Layout region lines:

○ ○ ○

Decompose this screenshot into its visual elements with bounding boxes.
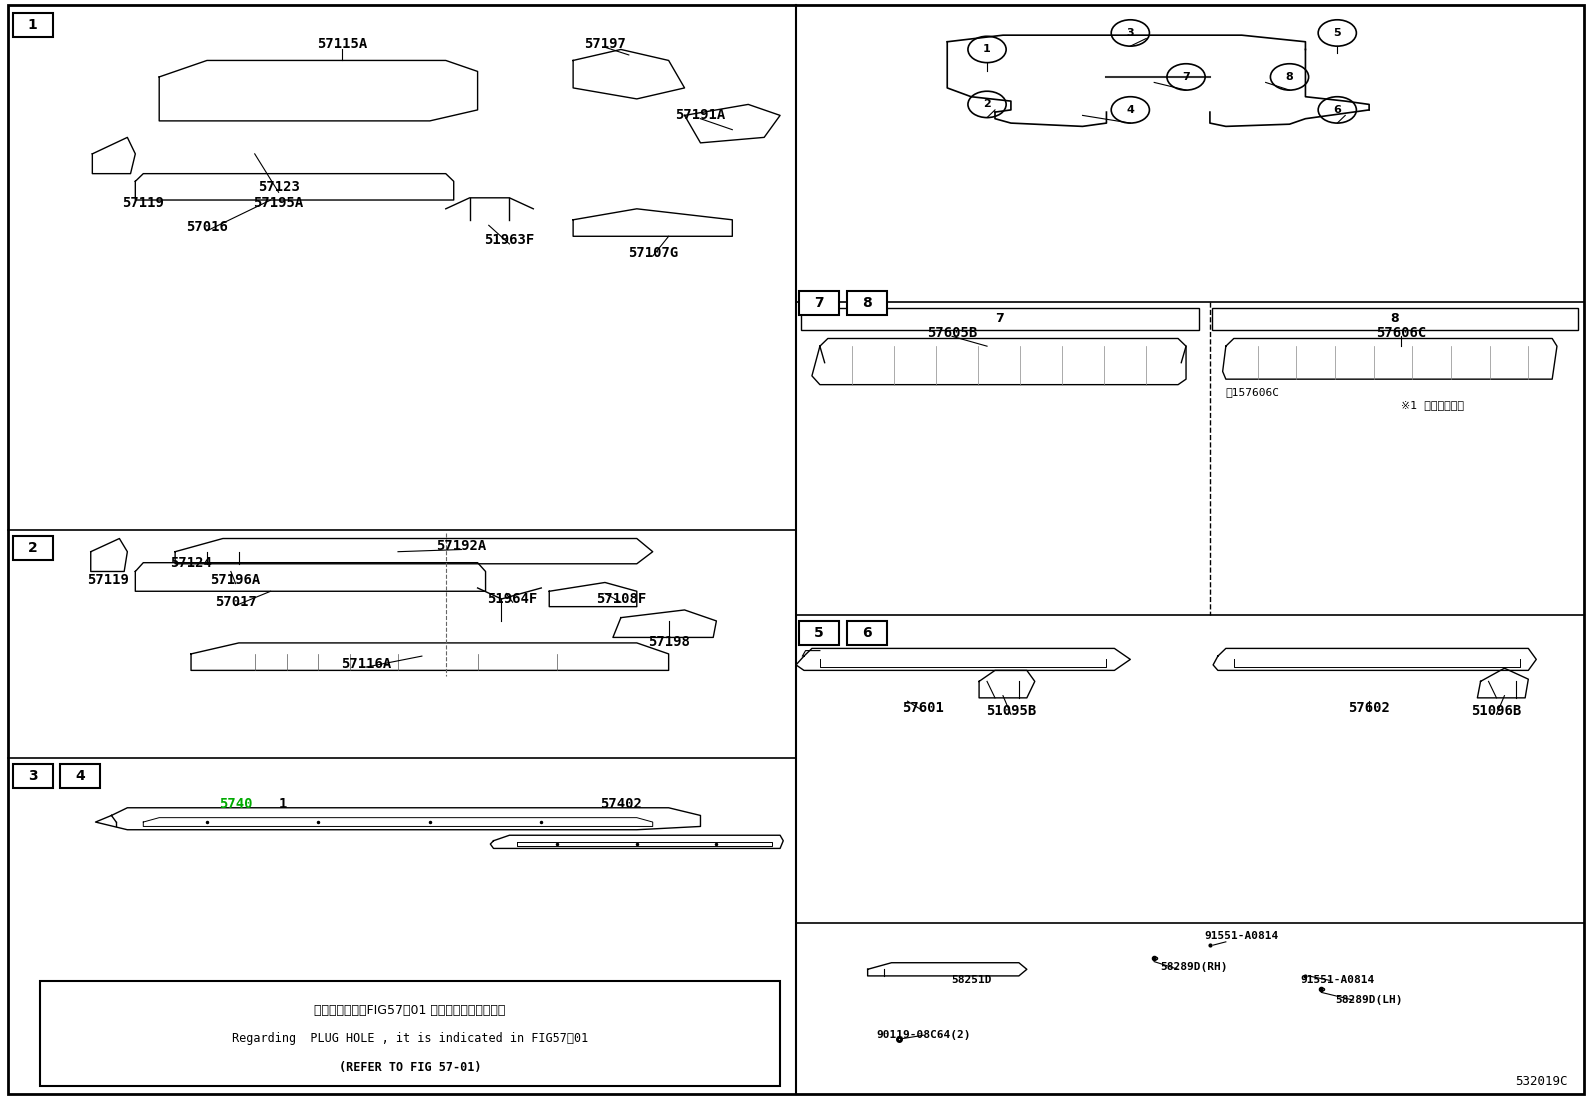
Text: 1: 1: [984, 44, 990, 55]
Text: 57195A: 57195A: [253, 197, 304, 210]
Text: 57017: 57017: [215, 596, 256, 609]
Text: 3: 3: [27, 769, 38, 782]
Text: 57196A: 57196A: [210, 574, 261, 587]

○ ○ ○

- [REQUIRED TASK] Copy out every line above word for word, leaving out the pictures.

- [SOLUTION]
Decompose this screenshot into its visual elements with bounding boxes.
Text: 1: 1: [984, 44, 990, 55]
Text: 57195A: 57195A: [253, 197, 304, 210]
Text: 57017: 57017: [215, 596, 256, 609]
Text: 3: 3: [27, 769, 38, 782]
Text: 57196A: 57196A: [210, 574, 261, 587]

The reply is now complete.